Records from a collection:
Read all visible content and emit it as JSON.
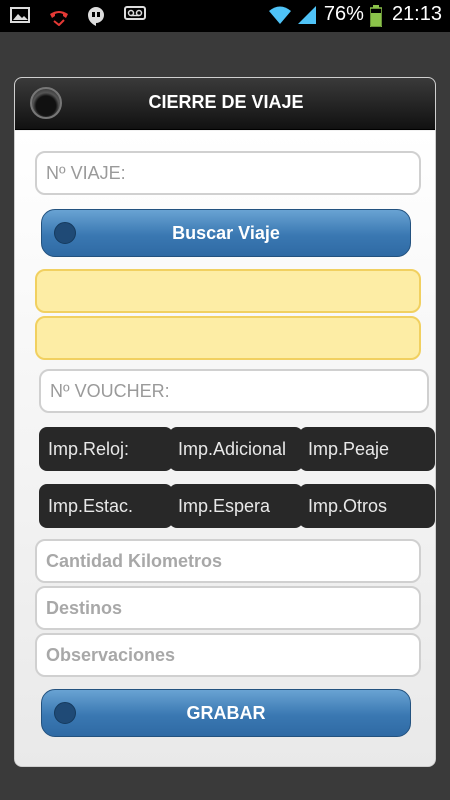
{
  "status_bar": {
    "icons_left": [
      "image-icon",
      "missed-call-icon",
      "hangouts-icon",
      "voicemail-icon"
    ],
    "battery_percent": "76%",
    "time": "21:13"
  },
  "dialog": {
    "title": "CIERRE DE VIAJE",
    "viaje_placeholder": "Nº VIAJE:",
    "buscar_label": "Buscar Viaje",
    "voucher_placeholder": "Nº VOUCHER:",
    "amount_buttons_row1": [
      "Imp.Reloj:",
      "Imp.Adicional",
      "Imp.Peaje"
    ],
    "amount_buttons_row2": [
      "Imp.Estac.",
      "Imp.Espera",
      "Imp.Otros"
    ],
    "kilometros_placeholder": "Cantidad Kilometros",
    "destinos_placeholder": "Destinos",
    "observaciones_placeholder": "Observaciones",
    "grabar_label": "GRABAR"
  },
  "colors": {
    "accent_blue": "#3a78b2",
    "yellow_field": "#fdeda5",
    "header_dark": "#1a1a1a"
  }
}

Task to carry out –
Retype every entry verbatim and exclude the pictures from the copy.

The result –
Read all visible content and emit it as JSON.
{
  "status_bar": {
    "icons_left": [
      "image-icon",
      "missed-call-icon",
      "hangouts-icon",
      "voicemail-icon"
    ],
    "battery_percent": "76%",
    "time": "21:13"
  },
  "dialog": {
    "title": "CIERRE DE VIAJE",
    "viaje_placeholder": "Nº VIAJE:",
    "buscar_label": "Buscar Viaje",
    "voucher_placeholder": "Nº VOUCHER:",
    "amount_buttons_row1": [
      "Imp.Reloj:",
      "Imp.Adicional",
      "Imp.Peaje"
    ],
    "amount_buttons_row2": [
      "Imp.Estac.",
      "Imp.Espera",
      "Imp.Otros"
    ],
    "kilometros_placeholder": "Cantidad Kilometros",
    "destinos_placeholder": "Destinos",
    "observaciones_placeholder": "Observaciones",
    "grabar_label": "GRABAR"
  },
  "colors": {
    "accent_blue": "#3a78b2",
    "yellow_field": "#fdeda5",
    "header_dark": "#1a1a1a"
  }
}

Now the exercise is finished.